→ **Work instructions**
Pull out every line with the word "Scraper" from the entries below.

→ **Material provided**

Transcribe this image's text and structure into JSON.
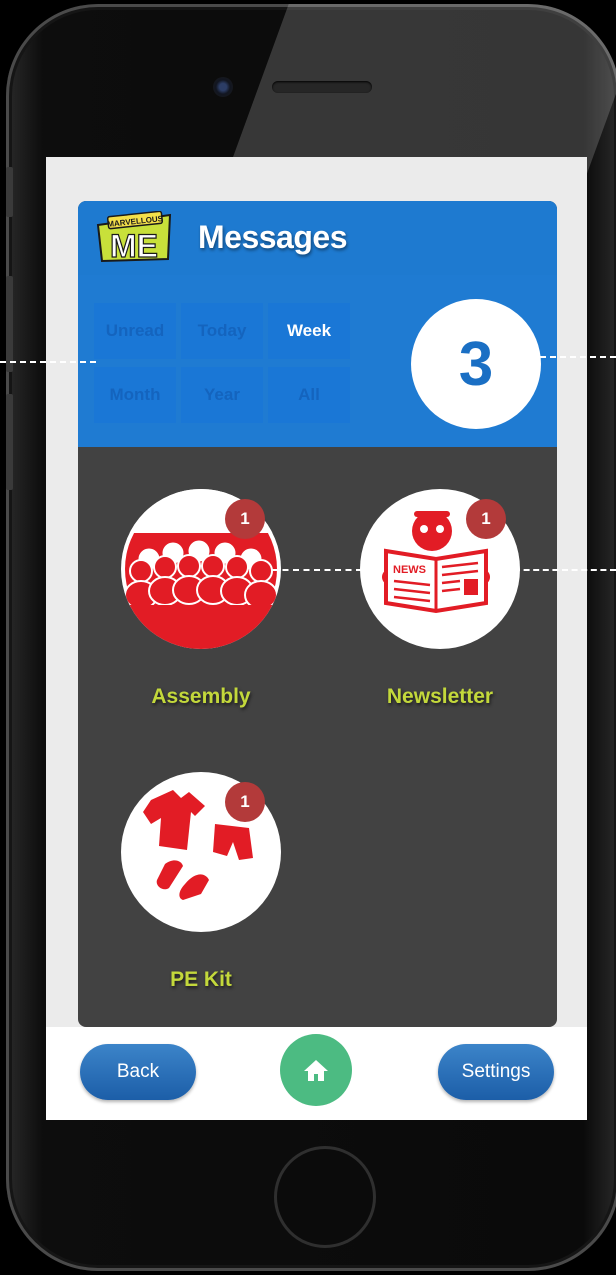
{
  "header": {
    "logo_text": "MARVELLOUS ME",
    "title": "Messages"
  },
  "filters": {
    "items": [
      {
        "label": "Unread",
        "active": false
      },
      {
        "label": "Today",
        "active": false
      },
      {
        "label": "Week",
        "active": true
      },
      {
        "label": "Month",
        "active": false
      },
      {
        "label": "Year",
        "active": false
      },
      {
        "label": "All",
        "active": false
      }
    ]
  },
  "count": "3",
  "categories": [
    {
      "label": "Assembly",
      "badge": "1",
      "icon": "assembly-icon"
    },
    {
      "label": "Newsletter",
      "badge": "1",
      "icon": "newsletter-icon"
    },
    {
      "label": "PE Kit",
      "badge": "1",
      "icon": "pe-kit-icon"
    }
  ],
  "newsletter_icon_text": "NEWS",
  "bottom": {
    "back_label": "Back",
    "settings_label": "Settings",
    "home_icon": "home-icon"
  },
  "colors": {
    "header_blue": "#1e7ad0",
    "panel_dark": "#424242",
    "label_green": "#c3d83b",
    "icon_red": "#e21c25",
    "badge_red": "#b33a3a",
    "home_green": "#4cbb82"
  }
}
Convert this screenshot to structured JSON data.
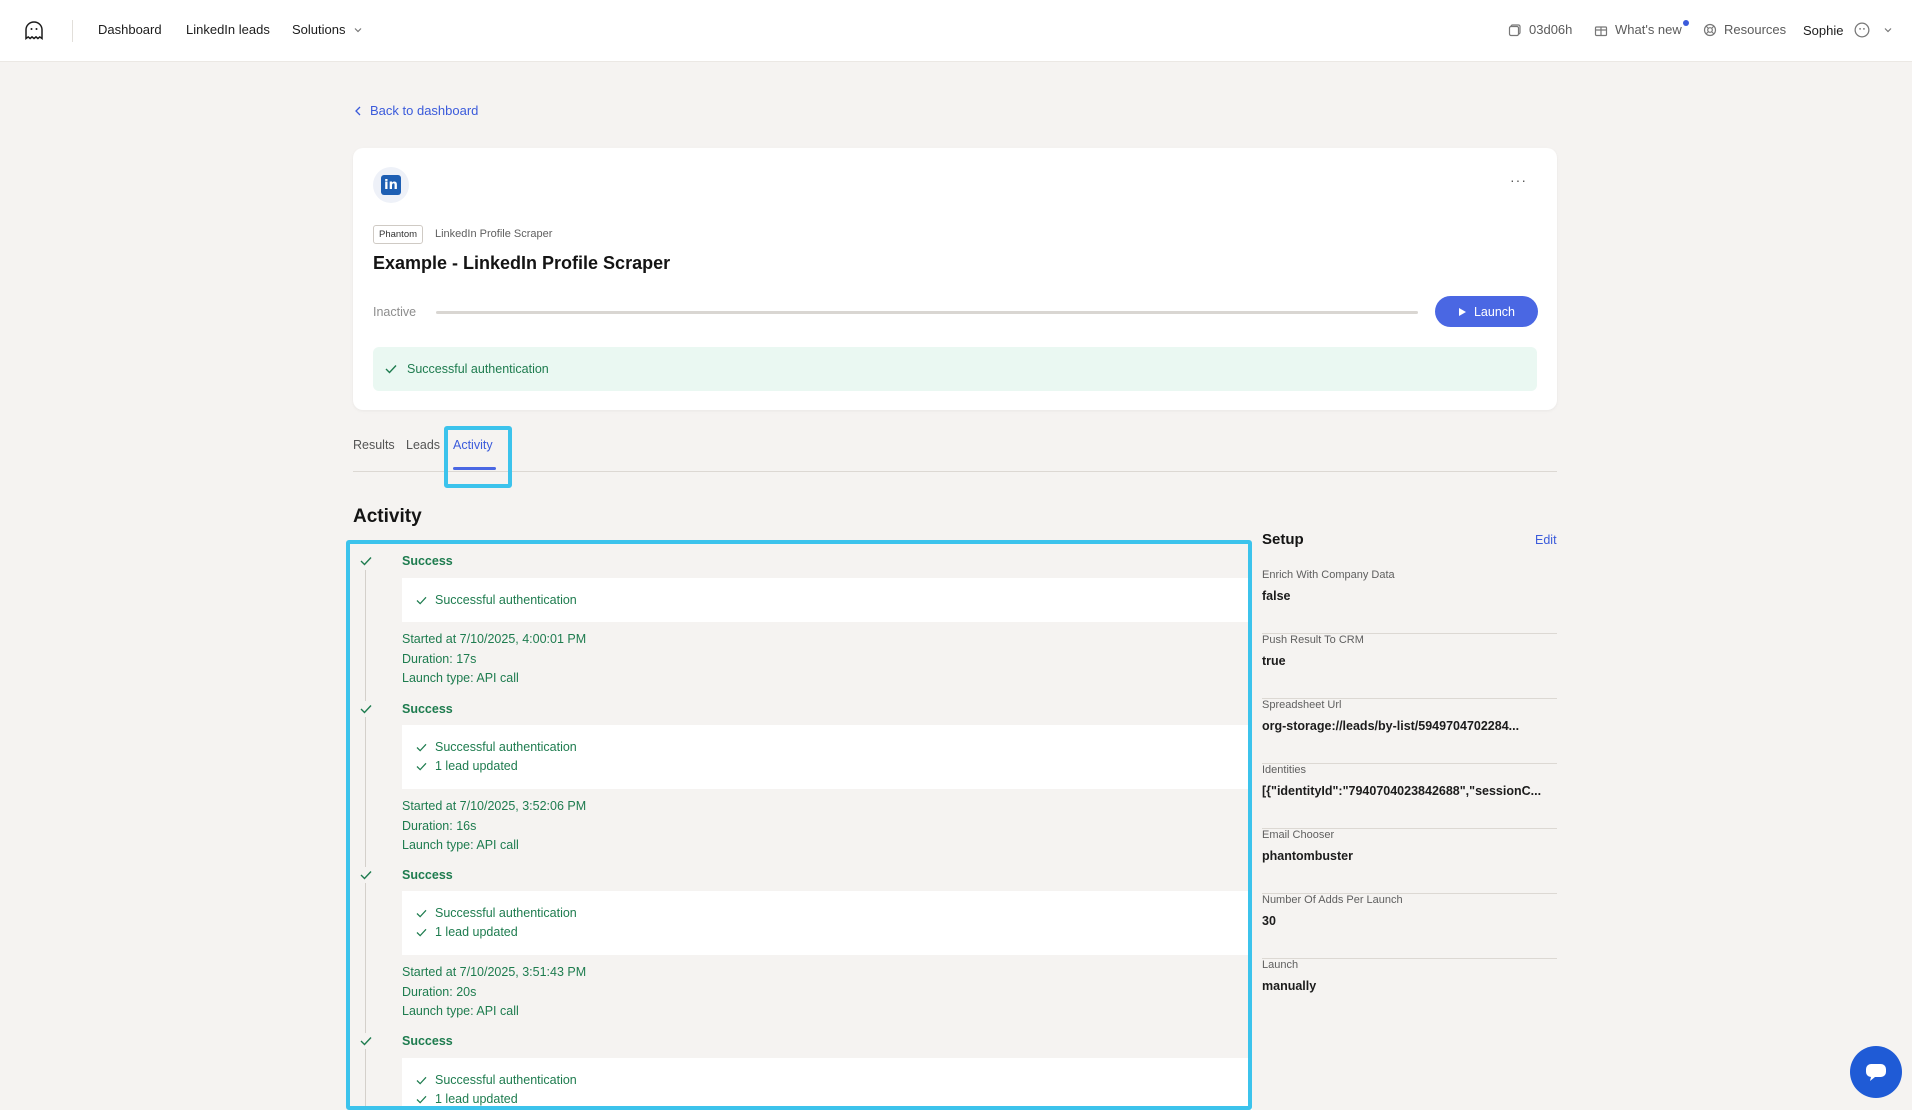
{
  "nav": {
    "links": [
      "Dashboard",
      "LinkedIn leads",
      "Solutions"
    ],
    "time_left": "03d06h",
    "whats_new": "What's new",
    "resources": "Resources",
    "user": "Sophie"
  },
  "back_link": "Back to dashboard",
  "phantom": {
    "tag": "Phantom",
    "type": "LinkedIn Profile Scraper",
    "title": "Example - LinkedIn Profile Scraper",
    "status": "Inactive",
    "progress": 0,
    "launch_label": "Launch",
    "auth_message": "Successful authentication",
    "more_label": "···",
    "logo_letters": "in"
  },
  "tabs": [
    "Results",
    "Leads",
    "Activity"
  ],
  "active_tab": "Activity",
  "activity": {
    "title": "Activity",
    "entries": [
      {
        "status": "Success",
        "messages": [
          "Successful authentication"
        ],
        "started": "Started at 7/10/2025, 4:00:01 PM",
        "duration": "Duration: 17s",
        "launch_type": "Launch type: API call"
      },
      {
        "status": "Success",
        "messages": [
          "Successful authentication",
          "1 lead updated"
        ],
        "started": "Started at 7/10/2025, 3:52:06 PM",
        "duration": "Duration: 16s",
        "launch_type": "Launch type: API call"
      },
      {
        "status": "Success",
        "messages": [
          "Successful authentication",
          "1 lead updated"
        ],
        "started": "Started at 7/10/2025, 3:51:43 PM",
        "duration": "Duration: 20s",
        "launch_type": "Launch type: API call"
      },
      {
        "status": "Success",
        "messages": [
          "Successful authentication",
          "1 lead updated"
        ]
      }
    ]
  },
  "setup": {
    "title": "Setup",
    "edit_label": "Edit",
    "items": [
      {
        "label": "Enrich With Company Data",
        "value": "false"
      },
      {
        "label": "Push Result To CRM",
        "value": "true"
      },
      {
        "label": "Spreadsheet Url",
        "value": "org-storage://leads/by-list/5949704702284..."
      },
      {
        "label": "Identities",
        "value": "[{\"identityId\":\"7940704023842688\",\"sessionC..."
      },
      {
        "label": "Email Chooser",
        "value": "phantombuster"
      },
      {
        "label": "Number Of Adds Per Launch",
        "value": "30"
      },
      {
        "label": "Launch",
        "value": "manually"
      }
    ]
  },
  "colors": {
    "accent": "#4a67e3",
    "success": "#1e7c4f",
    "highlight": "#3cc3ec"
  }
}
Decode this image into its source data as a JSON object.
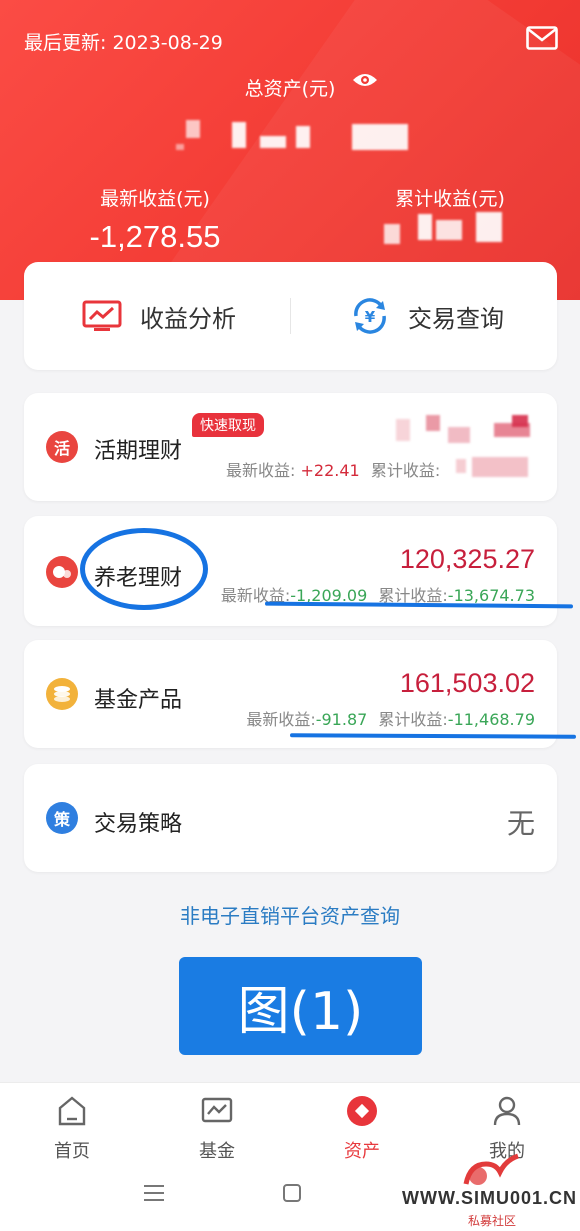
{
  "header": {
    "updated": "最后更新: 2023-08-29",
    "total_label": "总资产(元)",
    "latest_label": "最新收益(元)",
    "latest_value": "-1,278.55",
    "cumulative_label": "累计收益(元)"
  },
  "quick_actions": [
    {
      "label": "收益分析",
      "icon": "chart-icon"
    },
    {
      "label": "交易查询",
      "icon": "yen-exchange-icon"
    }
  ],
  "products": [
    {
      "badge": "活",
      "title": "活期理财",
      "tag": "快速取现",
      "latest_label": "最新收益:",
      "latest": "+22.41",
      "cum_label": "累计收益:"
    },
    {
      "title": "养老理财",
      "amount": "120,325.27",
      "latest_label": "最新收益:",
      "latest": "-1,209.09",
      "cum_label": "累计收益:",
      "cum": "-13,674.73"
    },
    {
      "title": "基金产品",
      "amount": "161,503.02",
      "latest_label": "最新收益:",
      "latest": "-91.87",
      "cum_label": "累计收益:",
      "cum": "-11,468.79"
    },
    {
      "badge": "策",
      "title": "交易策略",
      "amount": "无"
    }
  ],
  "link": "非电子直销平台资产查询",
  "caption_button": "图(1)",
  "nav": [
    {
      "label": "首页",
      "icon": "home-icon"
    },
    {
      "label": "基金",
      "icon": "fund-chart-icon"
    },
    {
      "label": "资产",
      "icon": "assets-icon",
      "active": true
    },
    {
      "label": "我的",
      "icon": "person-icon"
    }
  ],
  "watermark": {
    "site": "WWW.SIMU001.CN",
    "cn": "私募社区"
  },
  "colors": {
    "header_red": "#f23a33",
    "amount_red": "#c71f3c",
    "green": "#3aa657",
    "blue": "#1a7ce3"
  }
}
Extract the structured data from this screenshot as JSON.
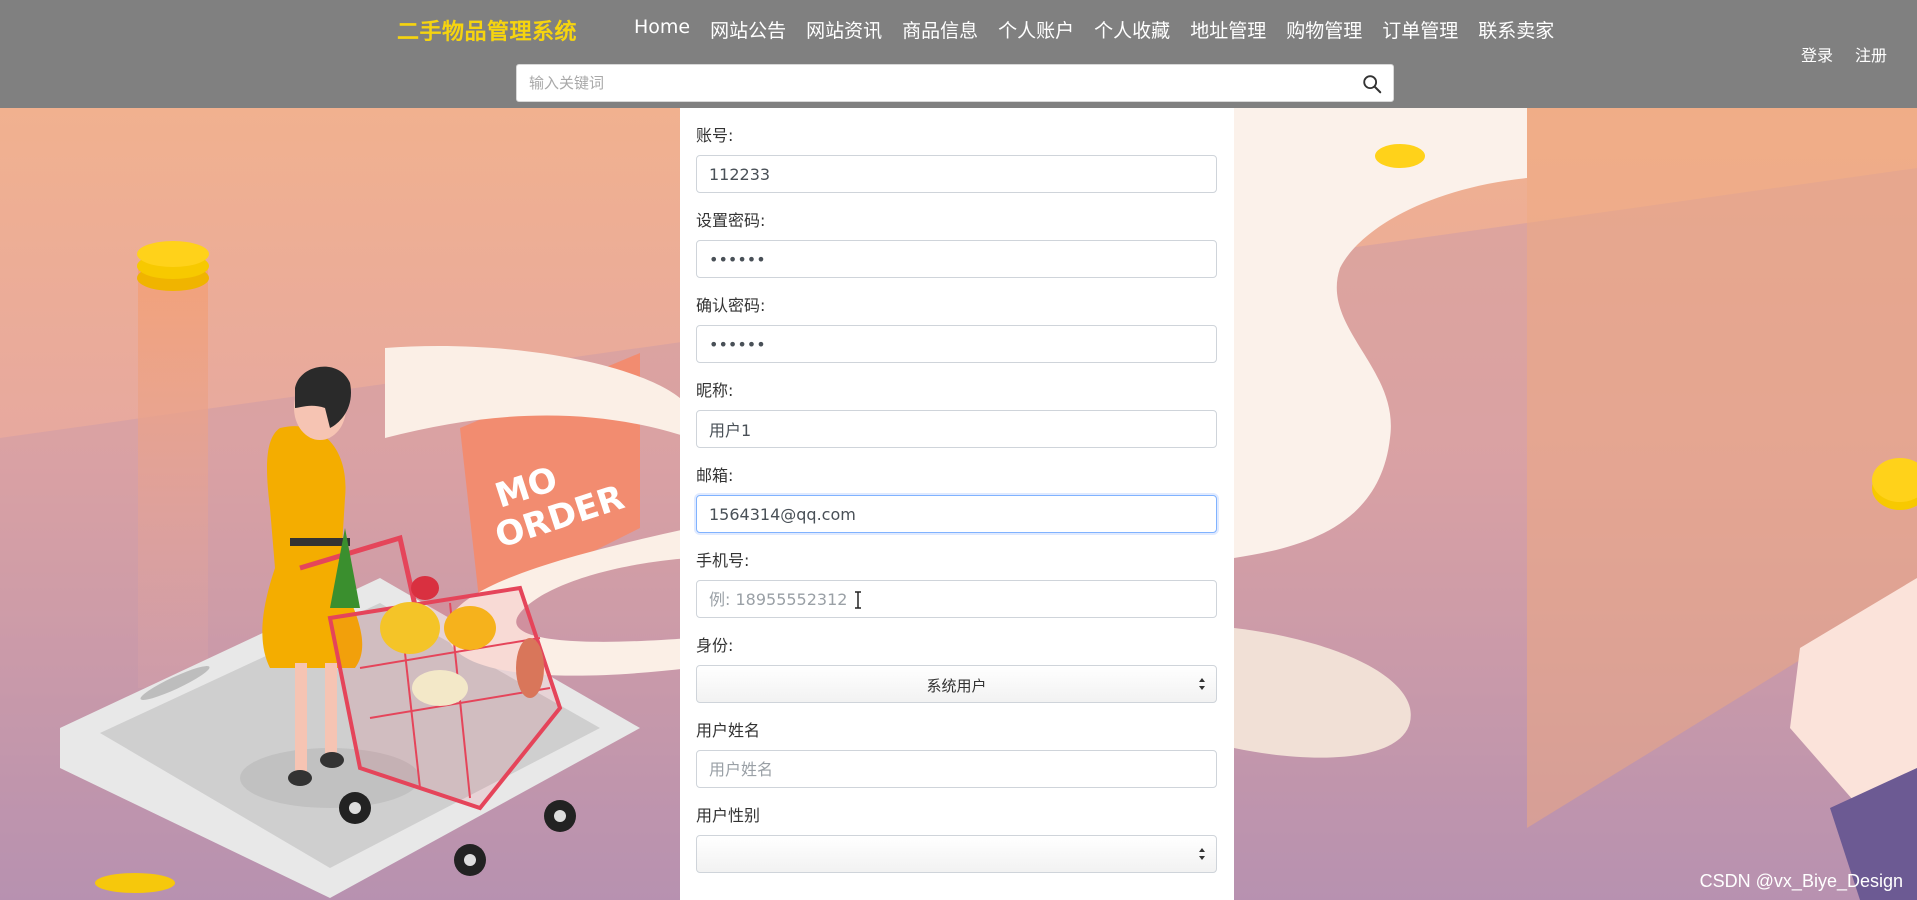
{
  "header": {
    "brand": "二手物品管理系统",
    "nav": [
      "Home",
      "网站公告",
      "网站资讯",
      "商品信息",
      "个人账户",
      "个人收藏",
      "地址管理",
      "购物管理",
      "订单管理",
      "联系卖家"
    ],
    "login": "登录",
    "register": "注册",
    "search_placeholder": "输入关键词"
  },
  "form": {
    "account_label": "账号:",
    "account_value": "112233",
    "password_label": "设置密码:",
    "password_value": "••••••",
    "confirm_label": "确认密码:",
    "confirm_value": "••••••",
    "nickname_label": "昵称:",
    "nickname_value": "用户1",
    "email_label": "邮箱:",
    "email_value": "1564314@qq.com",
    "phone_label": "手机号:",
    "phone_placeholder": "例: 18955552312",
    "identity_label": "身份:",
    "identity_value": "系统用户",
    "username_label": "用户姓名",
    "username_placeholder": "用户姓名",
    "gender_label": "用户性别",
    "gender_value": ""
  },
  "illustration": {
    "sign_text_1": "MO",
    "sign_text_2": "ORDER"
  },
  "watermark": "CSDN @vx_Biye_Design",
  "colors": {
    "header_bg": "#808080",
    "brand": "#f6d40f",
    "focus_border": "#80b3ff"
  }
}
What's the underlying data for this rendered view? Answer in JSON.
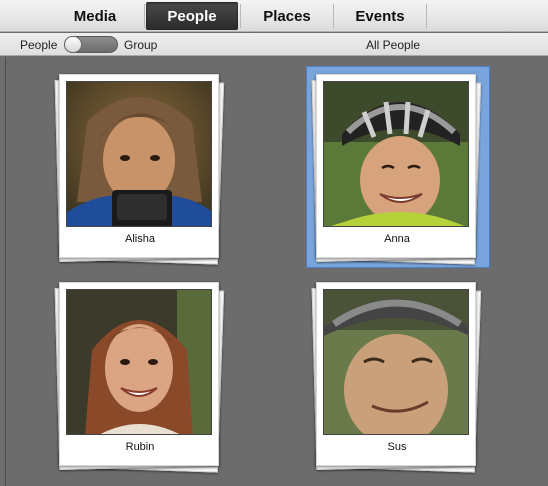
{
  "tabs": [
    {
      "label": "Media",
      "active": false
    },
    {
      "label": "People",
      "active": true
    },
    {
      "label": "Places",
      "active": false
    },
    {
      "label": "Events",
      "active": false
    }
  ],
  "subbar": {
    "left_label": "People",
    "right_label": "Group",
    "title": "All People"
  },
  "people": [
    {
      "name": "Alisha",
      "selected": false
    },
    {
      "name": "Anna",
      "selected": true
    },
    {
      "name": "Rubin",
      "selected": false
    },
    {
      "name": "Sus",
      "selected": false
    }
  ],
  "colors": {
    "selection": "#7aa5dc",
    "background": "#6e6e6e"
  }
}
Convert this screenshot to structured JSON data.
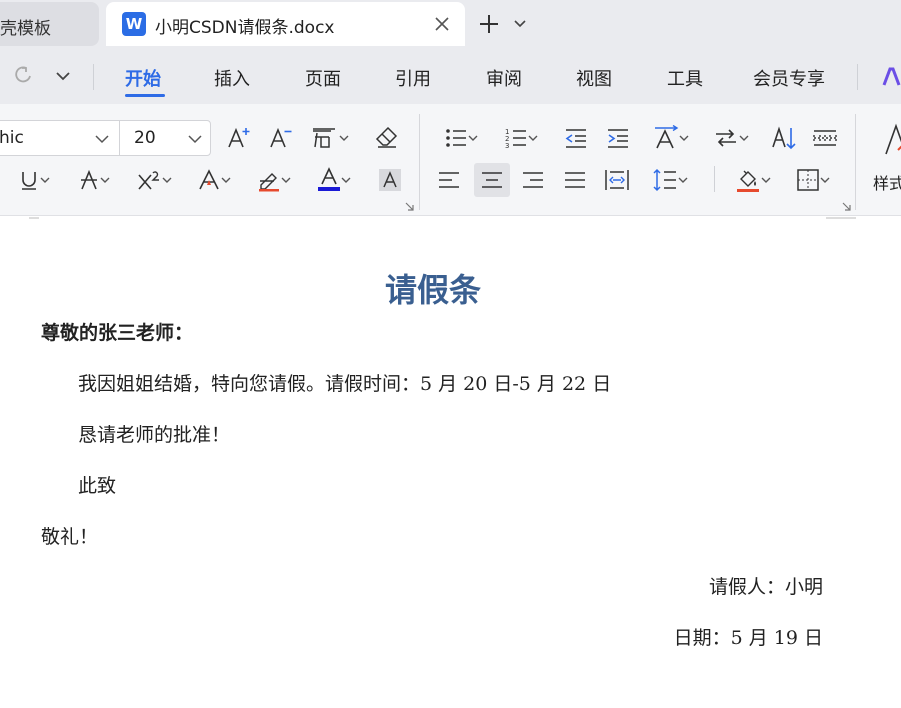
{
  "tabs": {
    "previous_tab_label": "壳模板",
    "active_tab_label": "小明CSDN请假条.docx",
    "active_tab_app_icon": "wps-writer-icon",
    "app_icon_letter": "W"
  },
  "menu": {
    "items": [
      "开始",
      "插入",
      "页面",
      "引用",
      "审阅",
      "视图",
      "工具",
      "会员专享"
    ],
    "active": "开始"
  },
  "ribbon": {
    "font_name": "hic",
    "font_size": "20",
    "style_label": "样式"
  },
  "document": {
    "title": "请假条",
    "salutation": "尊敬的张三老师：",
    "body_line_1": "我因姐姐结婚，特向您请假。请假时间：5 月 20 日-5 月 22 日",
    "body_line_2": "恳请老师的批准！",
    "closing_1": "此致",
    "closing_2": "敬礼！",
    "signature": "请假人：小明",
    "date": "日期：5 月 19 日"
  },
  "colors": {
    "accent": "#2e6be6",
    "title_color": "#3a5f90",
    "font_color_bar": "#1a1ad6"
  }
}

→ **Result of the exercise**
    "type": "LinkedIn Profile Scraper",
    "title": "Example - LinkedIn Profile Scraper",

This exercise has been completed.